A run of records:
____
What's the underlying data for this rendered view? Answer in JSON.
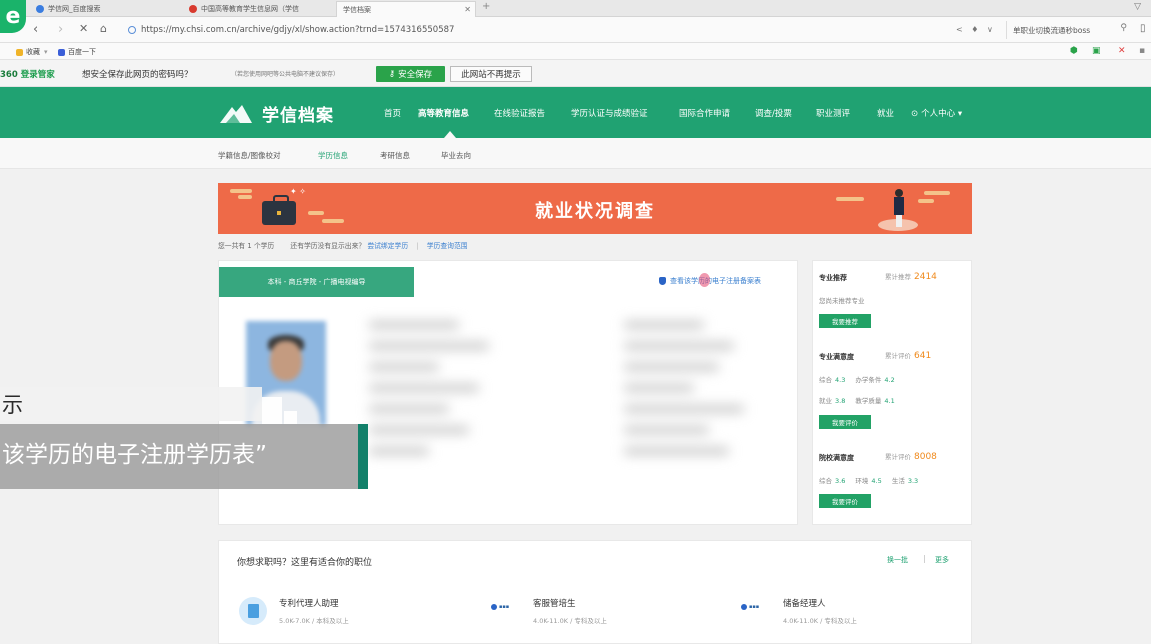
{
  "browser": {
    "tabs": [
      {
        "title": "学信网_百度搜索",
        "favicon_color": "#3b7de0"
      },
      {
        "title": "中国高等教育学生信息网（学信",
        "favicon_color": "#d83a2e"
      },
      {
        "title": "学信档案",
        "favicon_color": "#cccccc"
      }
    ],
    "new_tab": "+",
    "url": "https://my.chsi.com.cn/archive/gdjy/xl/show.action?trnd=1574316550587",
    "search_text": "单职业切换流通秒boss",
    "bookmarks": [
      "收藏",
      "百度一下"
    ],
    "savebar": {
      "logo_num": "360",
      "logo_text": "登录管家",
      "question": "想安全保存此网页的密码吗？",
      "note": "（若您使用网吧等公共电脑不建议保存）",
      "save_button": "安全保存",
      "never_button": "此网站不再提示"
    }
  },
  "site": {
    "logo_text": "学信档案",
    "nav": [
      {
        "label": "首页",
        "active": false
      },
      {
        "label": "高等教育信息",
        "active": true
      },
      {
        "label": "在线验证报告",
        "active": false
      },
      {
        "label": "学历认证与成绩验证",
        "active": false
      },
      {
        "label": "国际合作申请",
        "active": false
      },
      {
        "label": "调查/投票",
        "active": false
      },
      {
        "label": "职业测评",
        "active": false
      },
      {
        "label": "就业",
        "active": false
      },
      {
        "label": "个人中心 ▾",
        "active": false
      }
    ],
    "subnav": [
      {
        "label": "学籍信息/图像校对",
        "active": false
      },
      {
        "label": "学历信息",
        "active": true
      },
      {
        "label": "考研信息",
        "active": false
      },
      {
        "label": "毕业去向",
        "active": false
      }
    ]
  },
  "banner": {
    "title": "就业状况调查"
  },
  "info_line": {
    "count_text": "您一共有 1 个学历",
    "missing_text": "还有学历没有显示出来？",
    "link1": "尝试绑定学历",
    "link2": "学历查询范围"
  },
  "degree_card": {
    "tab": "本科 - 商丘学院 - 广播电视编导",
    "reg_link": "查看该学历的电子注册备案表"
  },
  "side_panel": {
    "major_rec": {
      "title": "专业推荐",
      "count_label": "累计推荐",
      "count": "2414",
      "desc": "您尚未推荐专业",
      "button": "我要推荐"
    },
    "major_sat": {
      "title": "专业满意度",
      "count_label": "累计评价",
      "count": "641",
      "rows": [
        [
          {
            "k": "综合",
            "v": "4.3"
          },
          {
            "k": "办学条件",
            "v": "4.2"
          }
        ],
        [
          {
            "k": "就业",
            "v": "3.8"
          },
          {
            "k": "教学质量",
            "v": "4.1"
          }
        ]
      ],
      "button": "我要评价"
    },
    "school_sat": {
      "title": "院校满意度",
      "count_label": "累计评价",
      "count": "8008",
      "rows": [
        [
          {
            "k": "综合",
            "v": "3.6"
          },
          {
            "k": "环境",
            "v": "4.5"
          },
          {
            "k": "生活",
            "v": "3.3"
          }
        ]
      ],
      "button": "我要评价"
    }
  },
  "jobs": {
    "title": "你想求职吗？这里有适合你的职位",
    "refresh": "换一批",
    "more": "更多",
    "items": [
      {
        "name": "专利代理人助理",
        "salary": "5.0K-7.0K",
        "edu": "本科及以上"
      },
      {
        "name": "客服管培生",
        "salary": "4.0K-11.0K",
        "edu": "专科及以上"
      },
      {
        "name": "储备经理人",
        "salary": "4.0K-11.0K",
        "edu": "专科及以上"
      }
    ]
  },
  "subtitles": {
    "line1": "示",
    "line2": "该学历的电子注册学历表”"
  }
}
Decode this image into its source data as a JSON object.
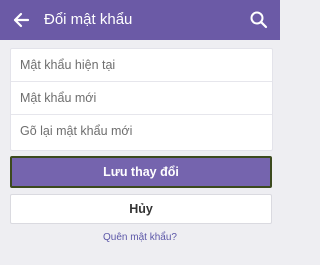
{
  "header": {
    "title": "Đổi mật khẩu",
    "back_icon": "arrow-left-icon",
    "search_icon": "search-icon",
    "background_color": "#6b5aa6"
  },
  "form": {
    "fields": [
      {
        "placeholder": "Mật khẩu hiện tại"
      },
      {
        "placeholder": "Mật khẩu mới"
      },
      {
        "placeholder": "Gõ lại mật khẩu mới"
      }
    ]
  },
  "actions": {
    "save_label": "Lưu thay đổi",
    "cancel_label": "Hủy",
    "forgot_password_label": "Quên mật khẩu?"
  }
}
____
Written exercise: Starting at the line that holds "Decode this image", copy each line exactly through the end of the listing, both ends included. Leave the pictures out.

Completed task:
Decode this image into its source data as a JSON object.
{
  "header": {
    "title": "Đổi mật khẩu",
    "back_icon": "arrow-left-icon",
    "search_icon": "search-icon",
    "background_color": "#6b5aa6"
  },
  "form": {
    "fields": [
      {
        "placeholder": "Mật khẩu hiện tại"
      },
      {
        "placeholder": "Mật khẩu mới"
      },
      {
        "placeholder": "Gõ lại mật khẩu mới"
      }
    ]
  },
  "actions": {
    "save_label": "Lưu thay đổi",
    "cancel_label": "Hủy",
    "forgot_password_label": "Quên mật khẩu?"
  }
}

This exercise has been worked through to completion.